Omit all pictures, then retype the data exactly as given.

## Dataset content:
_ _ _ _

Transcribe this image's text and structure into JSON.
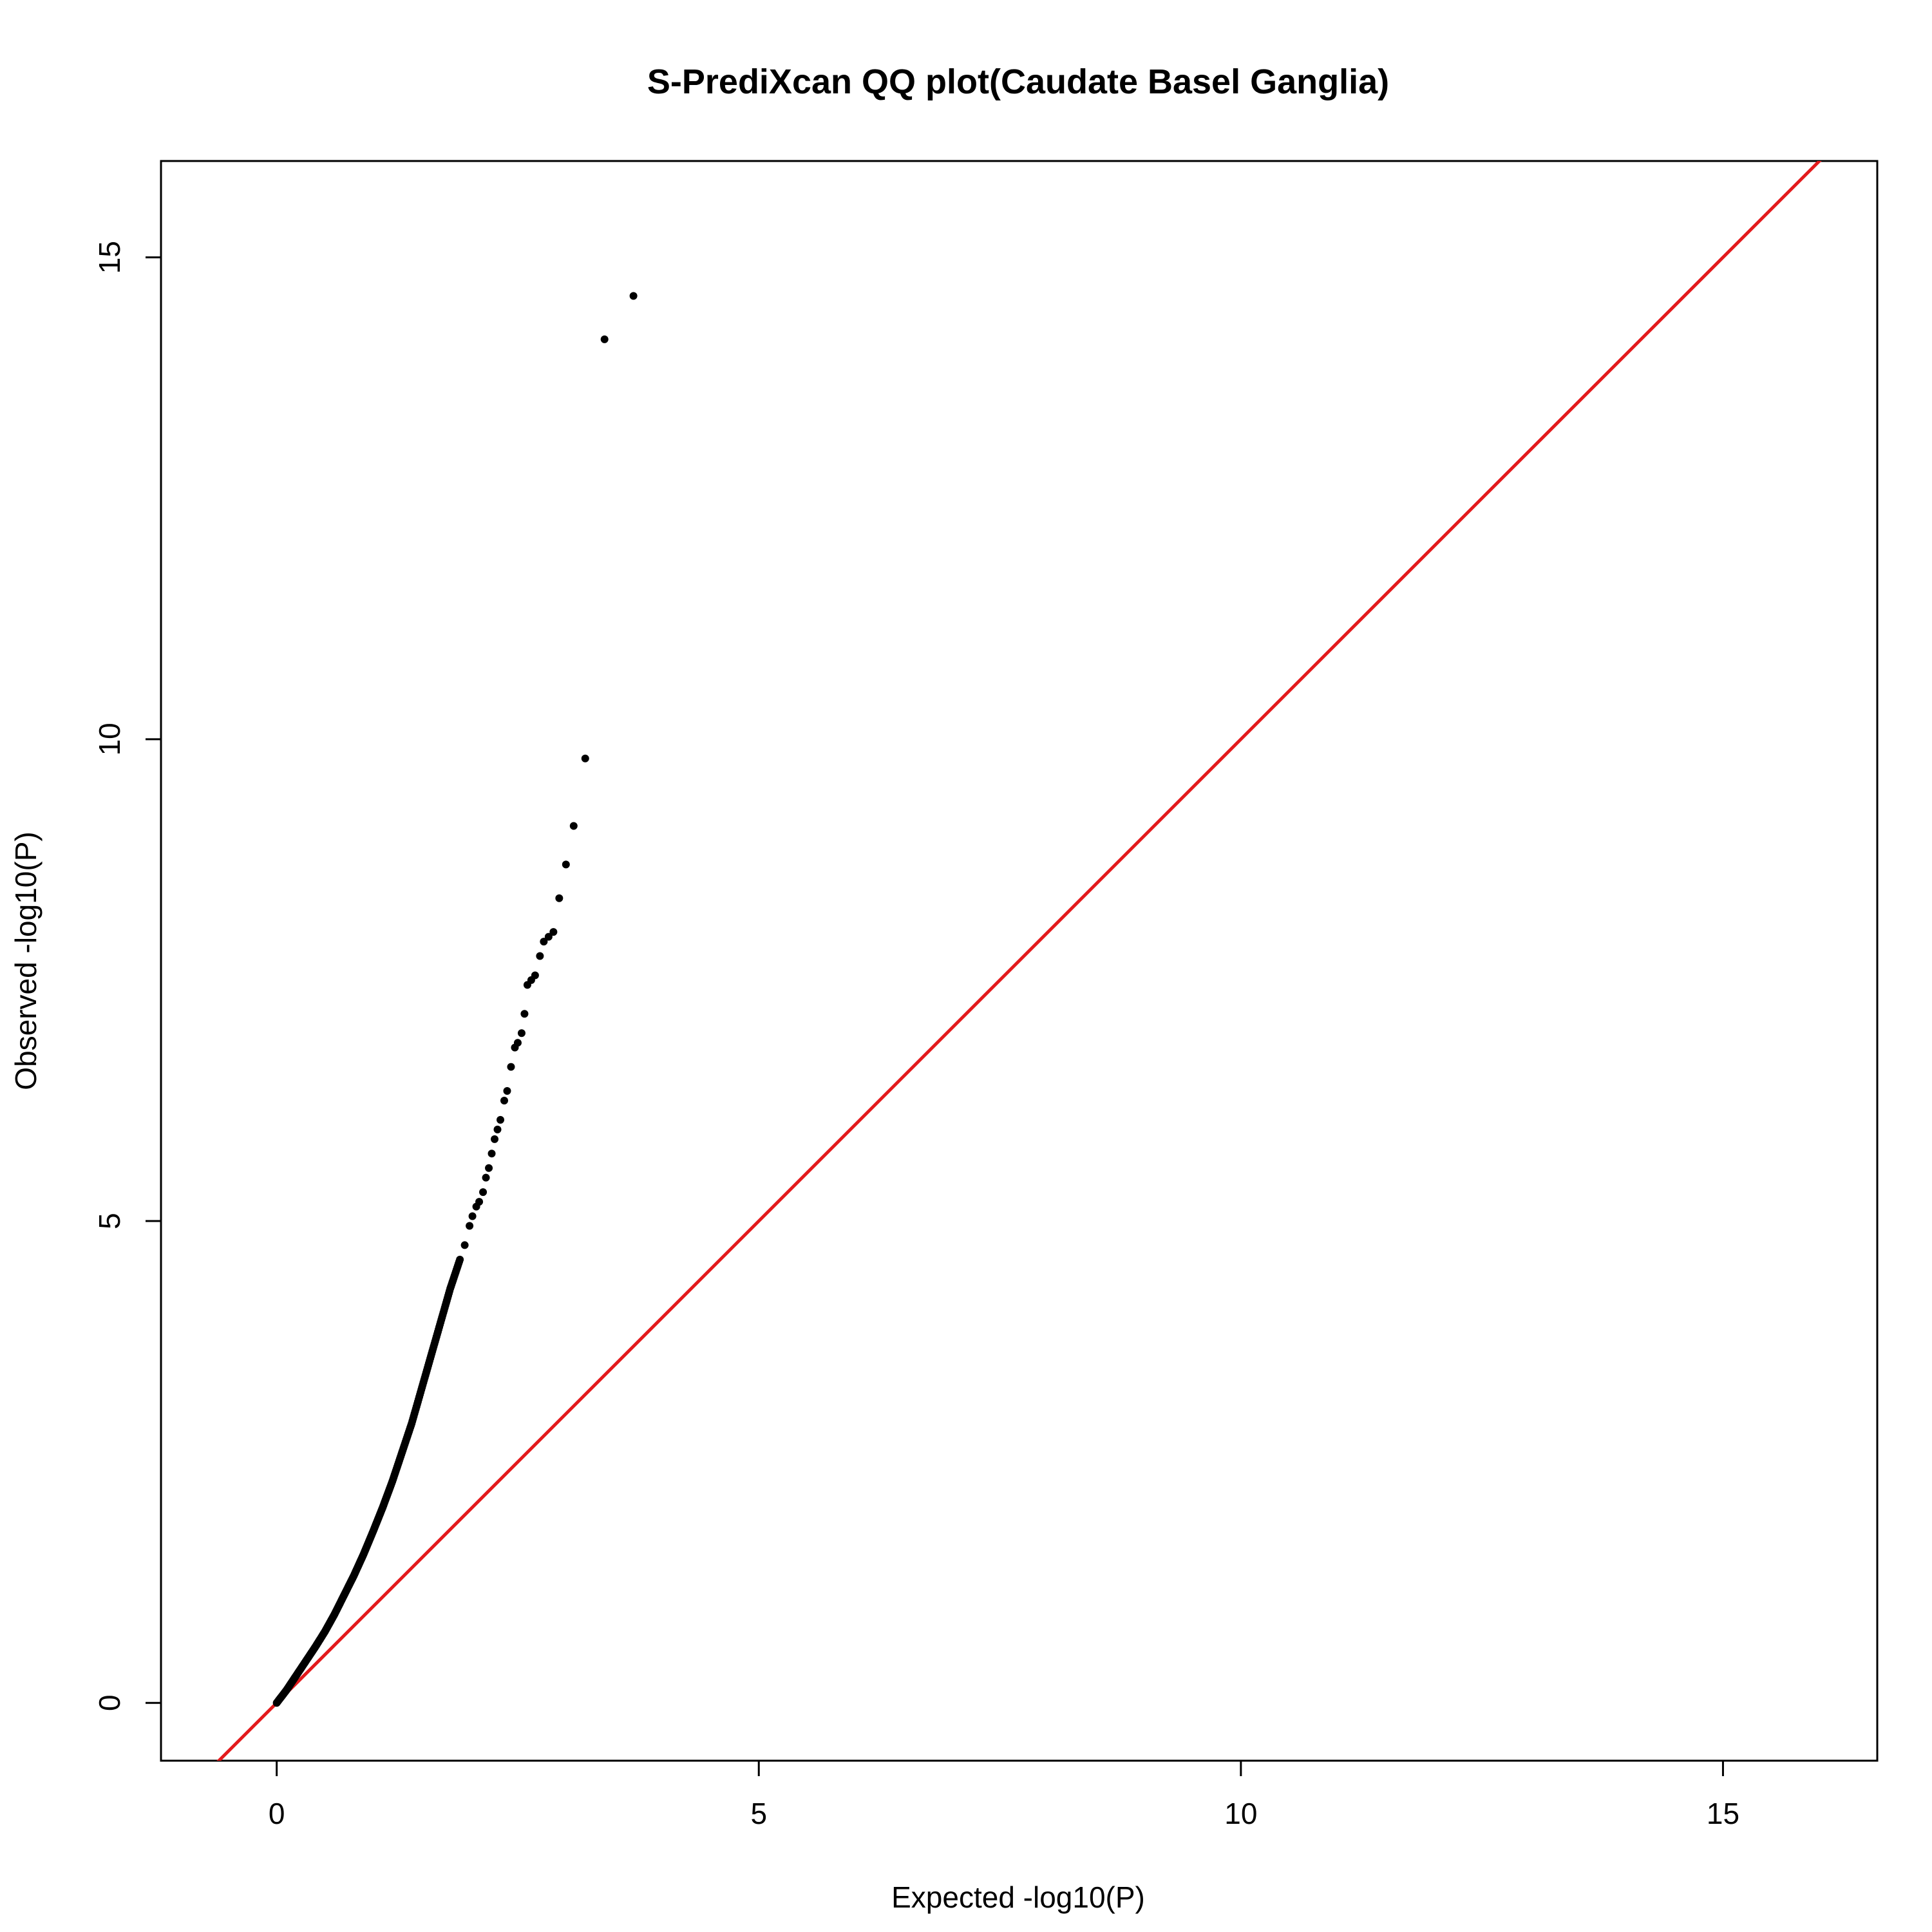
{
  "chart_data": {
    "type": "scatter",
    "title": "S-PrediXcan QQ plot(Caudate Basel Ganglia)",
    "xlabel": "Expected -log10(P)",
    "ylabel": "Observed -log10(P)",
    "xlim": [
      -1.2,
      16.6
    ],
    "ylim": [
      -0.6,
      16.0
    ],
    "x_ticks": [
      0,
      5,
      10,
      15
    ],
    "y_ticks": [
      0,
      5,
      10,
      15
    ],
    "grid": false,
    "legend": "none",
    "point_color": "#000000",
    "reference_line": {
      "slope": 1,
      "intercept": 0,
      "color": "#e31a1c"
    },
    "bulk_curve": [
      [
        0.0,
        0.0
      ],
      [
        0.1,
        0.13
      ],
      [
        0.2,
        0.28
      ],
      [
        0.3,
        0.43
      ],
      [
        0.4,
        0.58
      ],
      [
        0.5,
        0.74
      ],
      [
        0.6,
        0.92
      ],
      [
        0.7,
        1.12
      ],
      [
        0.8,
        1.32
      ],
      [
        0.9,
        1.54
      ],
      [
        1.0,
        1.78
      ],
      [
        1.1,
        2.03
      ],
      [
        1.2,
        2.3
      ],
      [
        1.3,
        2.6
      ],
      [
        1.4,
        2.9
      ],
      [
        1.5,
        3.25
      ],
      [
        1.6,
        3.6
      ],
      [
        1.7,
        3.95
      ],
      [
        1.8,
        4.3
      ],
      [
        1.9,
        4.6
      ]
    ],
    "tail_points": [
      {
        "x": 1.95,
        "y": 4.75
      },
      {
        "x": 2.0,
        "y": 4.95
      },
      {
        "x": 2.03,
        "y": 5.05
      },
      {
        "x": 2.07,
        "y": 5.15
      },
      {
        "x": 2.1,
        "y": 5.2
      },
      {
        "x": 2.14,
        "y": 5.3
      },
      {
        "x": 2.17,
        "y": 5.45
      },
      {
        "x": 2.2,
        "y": 5.55
      },
      {
        "x": 2.23,
        "y": 5.7
      },
      {
        "x": 2.26,
        "y": 5.85
      },
      {
        "x": 2.29,
        "y": 5.95
      },
      {
        "x": 2.32,
        "y": 6.05
      },
      {
        "x": 2.36,
        "y": 6.25
      },
      {
        "x": 2.39,
        "y": 6.35
      },
      {
        "x": 2.43,
        "y": 6.6
      },
      {
        "x": 2.47,
        "y": 6.8
      },
      {
        "x": 2.5,
        "y": 6.85
      },
      {
        "x": 2.54,
        "y": 6.95
      },
      {
        "x": 2.57,
        "y": 7.15
      },
      {
        "x": 2.6,
        "y": 7.45
      },
      {
        "x": 2.64,
        "y": 7.5
      },
      {
        "x": 2.68,
        "y": 7.55
      },
      {
        "x": 2.73,
        "y": 7.75
      },
      {
        "x": 2.77,
        "y": 7.9
      },
      {
        "x": 2.82,
        "y": 7.95
      },
      {
        "x": 2.87,
        "y": 8.0
      },
      {
        "x": 2.93,
        "y": 8.35
      },
      {
        "x": 3.0,
        "y": 8.7
      },
      {
        "x": 3.08,
        "y": 9.1
      },
      {
        "x": 3.2,
        "y": 9.8
      },
      {
        "x": 3.4,
        "y": 14.15
      },
      {
        "x": 3.7,
        "y": 14.6
      }
    ]
  }
}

_ _ _ _

## Expected answer:
Transcribe this image's text and structure into JSON.
{
  "chart_data": {
    "type": "scatter",
    "title": "S-PrediXcan QQ plot(Caudate Basel Ganglia)",
    "xlabel": "Expected -log10(P)",
    "ylabel": "Observed -log10(P)",
    "xlim": [
      -1.2,
      16.6
    ],
    "ylim": [
      -0.6,
      16.0
    ],
    "x_ticks": [
      0,
      5,
      10,
      15
    ],
    "y_ticks": [
      0,
      5,
      10,
      15
    ],
    "grid": false,
    "legend": "none",
    "point_color": "#000000",
    "reference_line": {
      "slope": 1,
      "intercept": 0,
      "color": "#e31a1c"
    },
    "bulk_curve": [
      [
        0.0,
        0.0
      ],
      [
        0.1,
        0.13
      ],
      [
        0.2,
        0.28
      ],
      [
        0.3,
        0.43
      ],
      [
        0.4,
        0.58
      ],
      [
        0.5,
        0.74
      ],
      [
        0.6,
        0.92
      ],
      [
        0.7,
        1.12
      ],
      [
        0.8,
        1.32
      ],
      [
        0.9,
        1.54
      ],
      [
        1.0,
        1.78
      ],
      [
        1.1,
        2.03
      ],
      [
        1.2,
        2.3
      ],
      [
        1.3,
        2.6
      ],
      [
        1.4,
        2.9
      ],
      [
        1.5,
        3.25
      ],
      [
        1.6,
        3.6
      ],
      [
        1.7,
        3.95
      ],
      [
        1.8,
        4.3
      ],
      [
        1.9,
        4.6
      ]
    ],
    "tail_points": [
      {
        "x": 1.95,
        "y": 4.75
      },
      {
        "x": 2.0,
        "y": 4.95
      },
      {
        "x": 2.03,
        "y": 5.05
      },
      {
        "x": 2.07,
        "y": 5.15
      },
      {
        "x": 2.1,
        "y": 5.2
      },
      {
        "x": 2.14,
        "y": 5.3
      },
      {
        "x": 2.17,
        "y": 5.45
      },
      {
        "x": 2.2,
        "y": 5.55
      },
      {
        "x": 2.23,
        "y": 5.7
      },
      {
        "x": 2.26,
        "y": 5.85
      },
      {
        "x": 2.29,
        "y": 5.95
      },
      {
        "x": 2.32,
        "y": 6.05
      },
      {
        "x": 2.36,
        "y": 6.25
      },
      {
        "x": 2.39,
        "y": 6.35
      },
      {
        "x": 2.43,
        "y": 6.6
      },
      {
        "x": 2.47,
        "y": 6.8
      },
      {
        "x": 2.5,
        "y": 6.85
      },
      {
        "x": 2.54,
        "y": 6.95
      },
      {
        "x": 2.57,
        "y": 7.15
      },
      {
        "x": 2.6,
        "y": 7.45
      },
      {
        "x": 2.64,
        "y": 7.5
      },
      {
        "x": 2.68,
        "y": 7.55
      },
      {
        "x": 2.73,
        "y": 7.75
      },
      {
        "x": 2.77,
        "y": 7.9
      },
      {
        "x": 2.82,
        "y": 7.95
      },
      {
        "x": 2.87,
        "y": 8.0
      },
      {
        "x": 2.93,
        "y": 8.35
      },
      {
        "x": 3.0,
        "y": 8.7
      },
      {
        "x": 3.08,
        "y": 9.1
      },
      {
        "x": 3.2,
        "y": 9.8
      },
      {
        "x": 3.4,
        "y": 14.15
      },
      {
        "x": 3.7,
        "y": 14.6
      }
    ]
  }
}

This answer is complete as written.